··· Stored rows

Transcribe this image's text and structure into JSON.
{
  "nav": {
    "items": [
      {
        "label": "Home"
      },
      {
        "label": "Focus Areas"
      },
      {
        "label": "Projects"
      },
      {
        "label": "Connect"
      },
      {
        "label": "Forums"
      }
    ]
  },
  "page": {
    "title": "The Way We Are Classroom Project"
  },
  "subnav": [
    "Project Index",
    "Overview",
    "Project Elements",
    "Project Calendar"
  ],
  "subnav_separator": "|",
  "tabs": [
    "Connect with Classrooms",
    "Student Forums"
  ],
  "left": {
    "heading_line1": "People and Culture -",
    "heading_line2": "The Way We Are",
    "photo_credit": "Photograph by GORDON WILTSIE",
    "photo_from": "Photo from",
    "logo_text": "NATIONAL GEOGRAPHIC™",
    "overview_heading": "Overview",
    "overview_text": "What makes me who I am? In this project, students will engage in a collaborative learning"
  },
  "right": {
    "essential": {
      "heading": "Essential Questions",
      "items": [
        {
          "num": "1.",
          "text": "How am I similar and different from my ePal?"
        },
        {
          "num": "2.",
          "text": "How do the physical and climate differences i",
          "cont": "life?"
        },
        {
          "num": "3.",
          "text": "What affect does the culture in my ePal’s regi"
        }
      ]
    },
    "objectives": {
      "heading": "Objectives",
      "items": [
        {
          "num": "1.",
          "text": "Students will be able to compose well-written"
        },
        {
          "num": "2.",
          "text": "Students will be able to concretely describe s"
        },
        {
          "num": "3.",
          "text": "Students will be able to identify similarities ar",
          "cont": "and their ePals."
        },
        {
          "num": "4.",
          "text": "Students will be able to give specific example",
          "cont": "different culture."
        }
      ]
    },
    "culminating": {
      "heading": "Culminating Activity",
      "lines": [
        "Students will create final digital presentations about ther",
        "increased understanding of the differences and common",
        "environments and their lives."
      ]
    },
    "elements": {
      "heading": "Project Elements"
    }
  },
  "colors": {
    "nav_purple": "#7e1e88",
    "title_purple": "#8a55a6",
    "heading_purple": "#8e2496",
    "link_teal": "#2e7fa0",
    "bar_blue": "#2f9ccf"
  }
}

······

Your task -
Your task is to repeat the data exactly; please include every line.

Reply -
Transcribe this image's text and structure into JSON.
{
  "nav": {
    "items": [
      {
        "label": "Home"
      },
      {
        "label": "Focus Areas"
      },
      {
        "label": "Projects"
      },
      {
        "label": "Connect"
      },
      {
        "label": "Forums"
      }
    ]
  },
  "page": {
    "title": "The Way We Are Classroom Project"
  },
  "subnav": [
    "Project Index",
    "Overview",
    "Project Elements",
    "Project Calendar"
  ],
  "subnav_separator": "|",
  "tabs": [
    "Connect with Classrooms",
    "Student Forums"
  ],
  "left": {
    "heading_line1": "People and Culture -",
    "heading_line2": "The Way We Are",
    "photo_credit": "Photograph by GORDON WILTSIE",
    "photo_from": "Photo from",
    "logo_text": "NATIONAL GEOGRAPHIC™",
    "overview_heading": "Overview",
    "overview_text": "What makes me who I am? In this project, students will engage in a collaborative learning"
  },
  "right": {
    "essential": {
      "heading": "Essential Questions",
      "items": [
        {
          "num": "1.",
          "text": "How am I similar and different from my ePal?"
        },
        {
          "num": "2.",
          "text": "How do the physical and climate differences i",
          "cont": "life?"
        },
        {
          "num": "3.",
          "text": "What affect does the culture in my ePal’s regi"
        }
      ]
    },
    "objectives": {
      "heading": "Objectives",
      "items": [
        {
          "num": "1.",
          "text": "Students will be able to compose well-written"
        },
        {
          "num": "2.",
          "text": "Students will be able to concretely describe s"
        },
        {
          "num": "3.",
          "text": "Students will be able to identify similarities ar",
          "cont": "and their ePals."
        },
        {
          "num": "4.",
          "text": "Students will be able to give specific example",
          "cont": "different culture."
        }
      ]
    },
    "culminating": {
      "heading": "Culminating Activity",
      "lines": [
        "Students will create final digital presentations about ther",
        "increased understanding of the differences and common",
        "environments and their lives."
      ]
    },
    "elements": {
      "heading": "Project Elements"
    }
  },
  "colors": {
    "nav_purple": "#7e1e88",
    "title_purple": "#8a55a6",
    "heading_purple": "#8e2496",
    "link_teal": "#2e7fa0",
    "bar_blue": "#2f9ccf"
  }
}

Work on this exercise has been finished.